═══ Data entries ═══

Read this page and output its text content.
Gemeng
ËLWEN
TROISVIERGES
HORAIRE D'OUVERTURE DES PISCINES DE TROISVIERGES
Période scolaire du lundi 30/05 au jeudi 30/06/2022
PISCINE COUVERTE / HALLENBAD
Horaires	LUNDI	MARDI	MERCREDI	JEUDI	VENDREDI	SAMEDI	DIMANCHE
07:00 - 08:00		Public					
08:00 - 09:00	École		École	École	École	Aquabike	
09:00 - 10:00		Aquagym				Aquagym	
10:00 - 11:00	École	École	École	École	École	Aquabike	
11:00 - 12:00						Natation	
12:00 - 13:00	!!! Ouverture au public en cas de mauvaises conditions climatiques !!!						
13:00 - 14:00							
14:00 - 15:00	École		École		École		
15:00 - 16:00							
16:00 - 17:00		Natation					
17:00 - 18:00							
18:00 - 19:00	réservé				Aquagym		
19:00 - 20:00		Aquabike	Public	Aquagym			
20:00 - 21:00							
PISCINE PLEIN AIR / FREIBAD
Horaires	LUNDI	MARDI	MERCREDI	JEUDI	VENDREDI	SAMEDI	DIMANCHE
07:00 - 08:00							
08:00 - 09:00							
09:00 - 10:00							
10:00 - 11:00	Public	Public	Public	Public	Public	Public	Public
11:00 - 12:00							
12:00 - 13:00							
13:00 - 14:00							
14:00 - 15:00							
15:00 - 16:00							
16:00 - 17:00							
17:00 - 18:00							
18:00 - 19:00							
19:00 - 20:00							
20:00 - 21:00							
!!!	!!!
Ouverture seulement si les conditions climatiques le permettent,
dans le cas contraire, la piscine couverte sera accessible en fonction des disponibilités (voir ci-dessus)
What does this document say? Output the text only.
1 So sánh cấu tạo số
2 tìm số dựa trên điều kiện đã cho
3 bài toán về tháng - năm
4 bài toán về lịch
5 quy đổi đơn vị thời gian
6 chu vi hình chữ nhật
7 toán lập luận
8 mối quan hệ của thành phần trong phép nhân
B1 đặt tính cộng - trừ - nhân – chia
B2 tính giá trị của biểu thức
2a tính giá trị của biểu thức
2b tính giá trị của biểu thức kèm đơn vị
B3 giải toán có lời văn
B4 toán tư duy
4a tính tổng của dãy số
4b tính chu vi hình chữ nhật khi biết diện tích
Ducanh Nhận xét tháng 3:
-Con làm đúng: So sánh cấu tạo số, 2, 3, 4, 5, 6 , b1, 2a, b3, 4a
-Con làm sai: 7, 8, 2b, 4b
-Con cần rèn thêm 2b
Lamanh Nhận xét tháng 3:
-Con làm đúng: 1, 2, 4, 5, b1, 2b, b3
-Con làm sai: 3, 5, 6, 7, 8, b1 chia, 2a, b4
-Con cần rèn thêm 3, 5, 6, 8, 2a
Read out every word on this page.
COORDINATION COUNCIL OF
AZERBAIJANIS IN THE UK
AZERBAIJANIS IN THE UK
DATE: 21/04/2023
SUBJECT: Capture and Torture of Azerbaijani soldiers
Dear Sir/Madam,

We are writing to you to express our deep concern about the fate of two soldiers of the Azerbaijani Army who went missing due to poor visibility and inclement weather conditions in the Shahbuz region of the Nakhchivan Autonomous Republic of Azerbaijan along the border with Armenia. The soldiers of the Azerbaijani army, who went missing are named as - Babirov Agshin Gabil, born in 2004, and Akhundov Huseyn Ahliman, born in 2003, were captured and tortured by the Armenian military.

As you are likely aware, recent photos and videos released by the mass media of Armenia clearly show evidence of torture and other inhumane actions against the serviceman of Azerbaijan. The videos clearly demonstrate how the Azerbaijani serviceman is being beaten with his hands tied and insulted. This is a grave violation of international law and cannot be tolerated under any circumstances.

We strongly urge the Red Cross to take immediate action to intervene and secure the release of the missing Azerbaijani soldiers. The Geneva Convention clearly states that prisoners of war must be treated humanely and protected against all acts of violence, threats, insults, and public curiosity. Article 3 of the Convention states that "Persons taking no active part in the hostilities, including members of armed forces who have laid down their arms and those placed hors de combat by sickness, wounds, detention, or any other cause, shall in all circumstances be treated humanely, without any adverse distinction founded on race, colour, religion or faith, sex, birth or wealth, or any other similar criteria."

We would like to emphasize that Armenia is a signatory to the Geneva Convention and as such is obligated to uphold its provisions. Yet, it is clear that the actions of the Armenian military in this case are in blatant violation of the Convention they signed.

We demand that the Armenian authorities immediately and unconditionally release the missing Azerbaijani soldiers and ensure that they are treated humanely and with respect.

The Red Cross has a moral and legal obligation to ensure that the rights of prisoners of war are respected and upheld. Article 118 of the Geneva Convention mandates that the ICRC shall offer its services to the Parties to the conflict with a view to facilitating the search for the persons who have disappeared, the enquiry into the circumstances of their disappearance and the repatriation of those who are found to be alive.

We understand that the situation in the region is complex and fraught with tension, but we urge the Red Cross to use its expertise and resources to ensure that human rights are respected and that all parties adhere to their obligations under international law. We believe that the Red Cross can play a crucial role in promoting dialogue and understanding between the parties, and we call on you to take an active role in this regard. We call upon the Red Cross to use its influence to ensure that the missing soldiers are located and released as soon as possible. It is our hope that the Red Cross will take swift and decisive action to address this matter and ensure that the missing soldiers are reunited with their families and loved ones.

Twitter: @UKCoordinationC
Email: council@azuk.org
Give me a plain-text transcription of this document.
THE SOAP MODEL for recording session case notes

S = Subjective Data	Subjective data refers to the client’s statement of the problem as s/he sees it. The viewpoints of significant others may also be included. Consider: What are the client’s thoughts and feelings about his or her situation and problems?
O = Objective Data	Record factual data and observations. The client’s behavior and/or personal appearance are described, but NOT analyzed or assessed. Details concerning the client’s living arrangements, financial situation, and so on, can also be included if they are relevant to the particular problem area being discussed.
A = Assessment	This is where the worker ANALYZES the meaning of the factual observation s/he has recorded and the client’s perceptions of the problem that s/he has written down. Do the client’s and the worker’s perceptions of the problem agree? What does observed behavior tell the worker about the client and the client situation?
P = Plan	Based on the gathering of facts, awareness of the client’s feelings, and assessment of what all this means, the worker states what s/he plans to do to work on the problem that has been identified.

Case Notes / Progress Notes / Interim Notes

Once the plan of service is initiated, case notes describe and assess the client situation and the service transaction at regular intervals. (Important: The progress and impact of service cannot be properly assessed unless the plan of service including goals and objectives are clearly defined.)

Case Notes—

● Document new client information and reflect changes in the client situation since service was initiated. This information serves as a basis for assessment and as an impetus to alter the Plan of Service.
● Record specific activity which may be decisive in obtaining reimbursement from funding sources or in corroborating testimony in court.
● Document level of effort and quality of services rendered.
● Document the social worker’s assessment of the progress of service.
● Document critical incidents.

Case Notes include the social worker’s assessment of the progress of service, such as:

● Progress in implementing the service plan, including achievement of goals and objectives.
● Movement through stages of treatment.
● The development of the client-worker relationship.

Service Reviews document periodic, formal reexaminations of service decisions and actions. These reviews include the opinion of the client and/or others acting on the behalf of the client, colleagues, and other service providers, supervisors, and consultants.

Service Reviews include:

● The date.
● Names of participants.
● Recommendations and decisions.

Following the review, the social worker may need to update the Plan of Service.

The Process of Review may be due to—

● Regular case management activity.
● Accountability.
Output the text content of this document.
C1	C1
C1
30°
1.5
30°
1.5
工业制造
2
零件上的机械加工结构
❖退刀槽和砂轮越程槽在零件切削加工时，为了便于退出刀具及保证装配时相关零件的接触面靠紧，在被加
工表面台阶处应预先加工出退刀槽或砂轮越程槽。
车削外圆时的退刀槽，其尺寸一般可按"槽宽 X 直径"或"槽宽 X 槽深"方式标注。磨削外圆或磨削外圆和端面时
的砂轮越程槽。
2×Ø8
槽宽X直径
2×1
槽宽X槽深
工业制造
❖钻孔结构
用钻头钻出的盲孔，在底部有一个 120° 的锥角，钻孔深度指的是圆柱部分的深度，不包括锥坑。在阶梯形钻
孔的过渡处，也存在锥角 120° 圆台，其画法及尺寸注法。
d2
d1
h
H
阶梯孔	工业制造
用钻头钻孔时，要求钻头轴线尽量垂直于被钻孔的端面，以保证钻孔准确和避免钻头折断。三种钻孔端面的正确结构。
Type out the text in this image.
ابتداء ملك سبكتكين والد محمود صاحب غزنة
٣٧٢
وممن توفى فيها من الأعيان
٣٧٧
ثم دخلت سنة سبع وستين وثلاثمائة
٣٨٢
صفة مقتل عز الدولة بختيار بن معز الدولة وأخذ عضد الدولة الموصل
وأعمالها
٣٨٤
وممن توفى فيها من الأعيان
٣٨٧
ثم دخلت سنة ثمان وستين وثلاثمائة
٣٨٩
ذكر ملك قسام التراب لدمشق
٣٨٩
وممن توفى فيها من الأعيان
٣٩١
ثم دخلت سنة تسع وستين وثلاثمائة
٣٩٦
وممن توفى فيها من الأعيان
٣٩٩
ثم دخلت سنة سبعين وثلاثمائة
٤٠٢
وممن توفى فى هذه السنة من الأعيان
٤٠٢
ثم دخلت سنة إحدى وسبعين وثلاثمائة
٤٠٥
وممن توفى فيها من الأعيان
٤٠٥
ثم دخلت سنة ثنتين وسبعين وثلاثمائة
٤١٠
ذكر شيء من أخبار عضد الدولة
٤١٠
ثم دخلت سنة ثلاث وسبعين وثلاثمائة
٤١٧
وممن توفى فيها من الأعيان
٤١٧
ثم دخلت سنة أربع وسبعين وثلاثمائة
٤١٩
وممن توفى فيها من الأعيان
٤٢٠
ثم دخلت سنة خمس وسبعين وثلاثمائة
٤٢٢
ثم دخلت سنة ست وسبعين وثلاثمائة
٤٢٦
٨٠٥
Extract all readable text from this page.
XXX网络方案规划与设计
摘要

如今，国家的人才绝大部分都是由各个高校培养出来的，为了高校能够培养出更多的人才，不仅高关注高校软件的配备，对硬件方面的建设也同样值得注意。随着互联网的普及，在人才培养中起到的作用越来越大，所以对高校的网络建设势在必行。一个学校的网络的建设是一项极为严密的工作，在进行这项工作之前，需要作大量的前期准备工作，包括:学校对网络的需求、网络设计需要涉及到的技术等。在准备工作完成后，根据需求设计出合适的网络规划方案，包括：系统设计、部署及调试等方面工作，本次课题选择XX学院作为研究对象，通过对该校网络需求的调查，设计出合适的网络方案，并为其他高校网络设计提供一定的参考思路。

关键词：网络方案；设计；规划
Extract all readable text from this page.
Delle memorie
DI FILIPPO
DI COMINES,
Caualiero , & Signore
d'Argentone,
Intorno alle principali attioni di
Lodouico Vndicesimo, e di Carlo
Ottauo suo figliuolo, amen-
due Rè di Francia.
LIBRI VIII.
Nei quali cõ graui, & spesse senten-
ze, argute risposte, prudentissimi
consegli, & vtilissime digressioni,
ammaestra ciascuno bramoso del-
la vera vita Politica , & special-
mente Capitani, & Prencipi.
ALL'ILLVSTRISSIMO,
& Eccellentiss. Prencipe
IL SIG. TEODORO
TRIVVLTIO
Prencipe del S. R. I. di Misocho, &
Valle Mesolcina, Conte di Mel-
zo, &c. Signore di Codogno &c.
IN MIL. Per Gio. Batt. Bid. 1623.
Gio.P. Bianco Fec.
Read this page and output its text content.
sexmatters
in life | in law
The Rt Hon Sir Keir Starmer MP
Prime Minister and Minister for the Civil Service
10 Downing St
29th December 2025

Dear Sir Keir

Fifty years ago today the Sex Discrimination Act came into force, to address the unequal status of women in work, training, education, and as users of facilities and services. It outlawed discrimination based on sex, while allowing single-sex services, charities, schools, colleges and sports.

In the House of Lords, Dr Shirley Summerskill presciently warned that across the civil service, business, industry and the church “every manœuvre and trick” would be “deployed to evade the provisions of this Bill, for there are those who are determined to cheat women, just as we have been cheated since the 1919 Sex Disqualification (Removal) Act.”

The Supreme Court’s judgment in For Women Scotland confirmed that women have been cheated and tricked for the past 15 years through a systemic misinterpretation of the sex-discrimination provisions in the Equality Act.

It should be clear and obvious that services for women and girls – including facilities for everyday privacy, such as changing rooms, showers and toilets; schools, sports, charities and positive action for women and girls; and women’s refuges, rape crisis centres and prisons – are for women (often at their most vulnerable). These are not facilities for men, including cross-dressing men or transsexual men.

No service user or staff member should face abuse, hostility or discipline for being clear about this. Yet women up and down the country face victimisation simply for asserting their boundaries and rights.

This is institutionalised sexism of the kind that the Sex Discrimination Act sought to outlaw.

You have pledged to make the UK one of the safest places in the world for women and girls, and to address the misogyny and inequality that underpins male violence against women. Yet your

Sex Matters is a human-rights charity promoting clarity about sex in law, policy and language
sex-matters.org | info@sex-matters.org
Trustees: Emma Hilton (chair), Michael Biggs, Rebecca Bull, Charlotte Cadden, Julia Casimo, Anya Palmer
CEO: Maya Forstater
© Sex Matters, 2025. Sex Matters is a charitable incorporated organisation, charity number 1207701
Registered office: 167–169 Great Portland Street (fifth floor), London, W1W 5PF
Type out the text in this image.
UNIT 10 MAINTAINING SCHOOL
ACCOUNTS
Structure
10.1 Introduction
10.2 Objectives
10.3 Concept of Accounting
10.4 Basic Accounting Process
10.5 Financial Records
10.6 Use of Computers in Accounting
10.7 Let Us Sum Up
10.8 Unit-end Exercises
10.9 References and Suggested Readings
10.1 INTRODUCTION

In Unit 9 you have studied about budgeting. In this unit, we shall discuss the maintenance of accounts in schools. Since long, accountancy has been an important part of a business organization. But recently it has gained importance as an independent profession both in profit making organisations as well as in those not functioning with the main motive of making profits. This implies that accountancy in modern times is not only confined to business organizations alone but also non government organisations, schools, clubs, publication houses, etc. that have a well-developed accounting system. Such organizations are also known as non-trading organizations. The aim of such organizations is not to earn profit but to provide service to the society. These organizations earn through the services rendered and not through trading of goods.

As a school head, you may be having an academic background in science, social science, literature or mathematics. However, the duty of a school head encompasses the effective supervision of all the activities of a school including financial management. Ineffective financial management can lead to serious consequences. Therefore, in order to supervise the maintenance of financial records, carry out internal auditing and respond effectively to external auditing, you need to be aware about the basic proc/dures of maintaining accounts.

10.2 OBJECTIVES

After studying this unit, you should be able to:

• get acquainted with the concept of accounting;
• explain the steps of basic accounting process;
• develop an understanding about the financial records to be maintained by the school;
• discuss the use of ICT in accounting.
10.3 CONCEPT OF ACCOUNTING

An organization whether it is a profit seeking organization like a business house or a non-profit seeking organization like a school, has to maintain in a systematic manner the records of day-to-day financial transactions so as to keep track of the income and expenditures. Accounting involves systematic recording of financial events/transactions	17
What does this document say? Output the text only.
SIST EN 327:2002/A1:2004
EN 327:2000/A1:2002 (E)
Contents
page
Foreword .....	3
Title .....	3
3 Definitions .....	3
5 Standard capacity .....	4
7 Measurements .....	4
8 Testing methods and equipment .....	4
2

═══

Exercise directions — Across the material above, how many lines include the string "thêm"? Only the number is wanted.

Solution to this task — 2